» **WHAT TO DO**: Provide the data again in its entirety, exactly as given.

» **DATASET EXCERPTS**:

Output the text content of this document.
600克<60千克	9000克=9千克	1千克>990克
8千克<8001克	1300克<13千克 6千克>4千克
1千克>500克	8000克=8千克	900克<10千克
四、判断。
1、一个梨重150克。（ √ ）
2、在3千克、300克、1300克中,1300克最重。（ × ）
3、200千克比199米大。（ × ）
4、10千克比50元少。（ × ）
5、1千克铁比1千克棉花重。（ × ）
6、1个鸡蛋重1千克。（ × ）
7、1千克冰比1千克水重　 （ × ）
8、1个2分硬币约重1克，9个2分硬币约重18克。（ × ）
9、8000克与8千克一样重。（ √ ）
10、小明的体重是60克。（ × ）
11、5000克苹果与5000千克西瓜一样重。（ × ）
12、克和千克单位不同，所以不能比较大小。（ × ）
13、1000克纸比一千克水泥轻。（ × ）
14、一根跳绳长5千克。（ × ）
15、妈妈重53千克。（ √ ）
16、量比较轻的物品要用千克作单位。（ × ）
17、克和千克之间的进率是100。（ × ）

» **EXERCISE OUTPUT**:
Output the text content of this document.
600克<60千克	9000克=9千克	1千克>990克
8千克<8001克	1300克<13千克 6千克>4千克
1千克>500克	8000克=8千克	900克<10千克
四、判断。
1、一个梨重150克。（ √ ）
2、在3千克、300克、1300克中,1300克最重。（ × ）
3、200千克比199米大。（ × ）
4、10千克比50元少。（ × ）
5、1千克铁比1千克棉花重。（ × ）
6、1个鸡蛋重1千克。（ × ）
7、1千克冰比1千克水重　 （ × ）
8、1个2分硬币约重1克，9个2分硬币约重18克。（ × ）
9、8000克与8千克一样重。（ √ ）
10、小明的体重是60克。（ × ）
11、5000克苹果与5000千克西瓜一样重。（ × ）
12、克和千克单位不同，所以不能比较大小。（ × ）
13、1000克纸比一千克水泥轻。（ × ）
14、一根跳绳长5千克。（ × ）
15、妈妈重53千克。（ √ ）
16、量比较轻的物品要用千克作单位。（ × ）
17、克和千克之间的进率是100。（ × ）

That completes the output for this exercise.